Write the data out again in full, with no departure from the original.

*DATASET RECORDS:*
** START **

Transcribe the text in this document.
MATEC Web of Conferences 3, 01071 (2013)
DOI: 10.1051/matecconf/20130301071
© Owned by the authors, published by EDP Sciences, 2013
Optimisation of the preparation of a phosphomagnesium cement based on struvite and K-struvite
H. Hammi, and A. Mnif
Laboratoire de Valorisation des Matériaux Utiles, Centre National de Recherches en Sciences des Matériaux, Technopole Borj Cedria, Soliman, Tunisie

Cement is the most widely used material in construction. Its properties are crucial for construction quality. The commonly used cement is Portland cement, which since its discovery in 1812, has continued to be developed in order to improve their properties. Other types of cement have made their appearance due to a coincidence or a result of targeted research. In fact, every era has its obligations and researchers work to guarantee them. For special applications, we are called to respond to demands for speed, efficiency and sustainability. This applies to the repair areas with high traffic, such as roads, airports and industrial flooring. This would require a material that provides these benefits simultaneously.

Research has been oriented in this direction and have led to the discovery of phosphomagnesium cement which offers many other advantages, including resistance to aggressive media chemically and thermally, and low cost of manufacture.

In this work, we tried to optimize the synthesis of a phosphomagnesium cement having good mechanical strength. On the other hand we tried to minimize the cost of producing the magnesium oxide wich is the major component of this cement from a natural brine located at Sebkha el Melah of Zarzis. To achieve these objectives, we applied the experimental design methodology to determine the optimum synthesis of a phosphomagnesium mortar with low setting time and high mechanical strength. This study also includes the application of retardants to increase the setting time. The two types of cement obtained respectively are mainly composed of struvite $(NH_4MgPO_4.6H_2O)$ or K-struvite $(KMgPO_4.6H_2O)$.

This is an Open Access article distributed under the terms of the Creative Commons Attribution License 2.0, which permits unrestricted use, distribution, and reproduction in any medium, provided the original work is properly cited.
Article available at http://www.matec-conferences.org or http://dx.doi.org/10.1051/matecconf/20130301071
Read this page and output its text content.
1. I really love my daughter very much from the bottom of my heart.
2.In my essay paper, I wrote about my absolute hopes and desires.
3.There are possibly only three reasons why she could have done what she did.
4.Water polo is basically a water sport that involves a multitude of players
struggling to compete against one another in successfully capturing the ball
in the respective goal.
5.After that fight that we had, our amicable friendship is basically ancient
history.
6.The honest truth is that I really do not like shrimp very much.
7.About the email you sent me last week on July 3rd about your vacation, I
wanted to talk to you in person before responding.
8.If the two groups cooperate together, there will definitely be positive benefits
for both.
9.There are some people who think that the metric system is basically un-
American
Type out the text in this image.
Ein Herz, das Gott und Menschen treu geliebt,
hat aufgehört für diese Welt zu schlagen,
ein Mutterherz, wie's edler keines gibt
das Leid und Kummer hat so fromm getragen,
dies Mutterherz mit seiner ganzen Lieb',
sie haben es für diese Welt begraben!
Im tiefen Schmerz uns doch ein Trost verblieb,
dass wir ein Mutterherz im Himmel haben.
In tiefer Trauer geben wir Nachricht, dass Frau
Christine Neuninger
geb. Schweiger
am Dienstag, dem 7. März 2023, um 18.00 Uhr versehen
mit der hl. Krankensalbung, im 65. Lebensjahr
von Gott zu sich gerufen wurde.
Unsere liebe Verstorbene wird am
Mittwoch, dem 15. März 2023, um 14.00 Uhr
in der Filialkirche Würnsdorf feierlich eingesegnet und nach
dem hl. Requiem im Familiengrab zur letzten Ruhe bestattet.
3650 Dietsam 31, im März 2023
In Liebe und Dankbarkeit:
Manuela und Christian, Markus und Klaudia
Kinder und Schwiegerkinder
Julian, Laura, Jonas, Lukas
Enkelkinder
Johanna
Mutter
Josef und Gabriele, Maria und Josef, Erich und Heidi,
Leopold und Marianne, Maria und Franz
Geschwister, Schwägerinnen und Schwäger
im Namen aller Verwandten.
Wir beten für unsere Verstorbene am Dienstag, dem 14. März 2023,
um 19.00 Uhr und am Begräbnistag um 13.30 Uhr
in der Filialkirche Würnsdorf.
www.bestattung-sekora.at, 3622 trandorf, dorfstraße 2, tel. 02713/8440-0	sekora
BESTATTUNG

** END **

*EXERCISE RESULT:*
Transcribe the text in this document.
MATEC Web of Conferences 3, 01071 (2013)
DOI: 10.1051/matecconf/20130301071
© Owned by the authors, published by EDP Sciences, 2013
Optimisation of the preparation of a phosphomagnesium cement based on struvite and K-struvite
H. Hammi, and A. Mnif
Laboratoire de Valorisation des Matériaux Utiles, Centre National de Recherches en Sciences des Matériaux, Technopole Borj Cedria, Soliman, Tunisie

Cement is the most widely used material in construction. Its properties are crucial for construction quality. The commonly used cement is Portland cement, which since its discovery in 1812, has continued to be developed in order to improve their properties. Other types of cement have made their appearance due to a coincidence or a result of targeted research. In fact, every era has its obligations and researchers work to guarantee them. For special applications, we are called to respond to demands for speed, efficiency and sustainability. This applies to the repair areas with high traffic, such as roads, airports and industrial flooring. This would require a material that provides these benefits simultaneously.

Research has been oriented in this direction and have led to the discovery of phosphomagnesium cement which offers many other advantages, including resistance to aggressive media chemically and thermally, and low cost of manufacture.

In this work, we tried to optimize the synthesis of a phosphomagnesium cement having good mechanical strength. On the other hand we tried to minimize the cost of producing the magnesium oxide wich is the major component of this cement from a natural brine located at Sebkha el Melah of Zarzis. To achieve these objectives, we applied the experimental design methodology to determine the optimum synthesis of a phosphomagnesium mortar with low setting time and high mechanical strength. This study also includes the application of retardants to increase the setting time. The two types of cement obtained respectively are mainly composed of struvite $(NH_4MgPO_4.6H_2O)$ or K-struvite $(KMgPO_4.6H_2O)$.

This is an Open Access article distributed under the terms of the Creative Commons Attribution License 2.0, which permits unrestricted use, distribution, and reproduction in any medium, provided the original work is properly cited.
Article available at http://www.matec-conferences.org or http://dx.doi.org/10.1051/matecconf/20130301071
Read this page and output its text content.
1. I really love my daughter very much from the bottom of my heart.
2.In my essay paper, I wrote about my absolute hopes and desires.
3.There are possibly only three reasons why she could have done what she did.
4.Water polo is basically a water sport that involves a multitude of players
struggling to compete against one another in successfully capturing the ball
in the respective goal.
5.After that fight that we had, our amicable friendship is basically ancient
history.
6.The honest truth is that I really do not like shrimp very much.
7.About the email you sent me last week on July 3rd about your vacation, I
wanted to talk to you in person before responding.
8.If the two groups cooperate together, there will definitely be positive benefits
for both.
9.There are some people who think that the metric system is basically un-
American
Type out the text in this image.
Ein Herz, das Gott und Menschen treu geliebt,
hat aufgehört für diese Welt zu schlagen,
ein Mutterherz, wie's edler keines gibt
das Leid und Kummer hat so fromm getragen,
dies Mutterherz mit seiner ganzen Lieb',
sie haben es für diese Welt begraben!
Im tiefen Schmerz uns doch ein Trost verblieb,
dass wir ein Mutterherz im Himmel haben.
In tiefer Trauer geben wir Nachricht, dass Frau
Christine Neuninger
geb. Schweiger
am Dienstag, dem 7. März 2023, um 18.00 Uhr versehen
mit der hl. Krankensalbung, im 65. Lebensjahr
von Gott zu sich gerufen wurde.
Unsere liebe Verstorbene wird am
Mittwoch, dem 15. März 2023, um 14.00 Uhr
in der Filialkirche Würnsdorf feierlich eingesegnet und nach
dem hl. Requiem im Familiengrab zur letzten Ruhe bestattet.
3650 Dietsam 31, im März 2023
In Liebe und Dankbarkeit:
Manuela und Christian, Markus und Klaudia
Kinder und Schwiegerkinder
Julian, Laura, Jonas, Lukas
Enkelkinder
Johanna
Mutter
Josef und Gabriele, Maria und Josef, Erich und Heidi,
Leopold und Marianne, Maria und Franz
Geschwister, Schwägerinnen und Schwäger
im Namen aller Verwandten.
Wir beten für unsere Verstorbene am Dienstag, dem 14. März 2023,
um 19.00 Uhr und am Begräbnistag um 13.30 Uhr
in der Filialkirche Würnsdorf.
www.bestattung-sekora.at, 3622 trandorf, dorfstraße 2, tel. 02713/8440-0	sekora
BESTATTUNG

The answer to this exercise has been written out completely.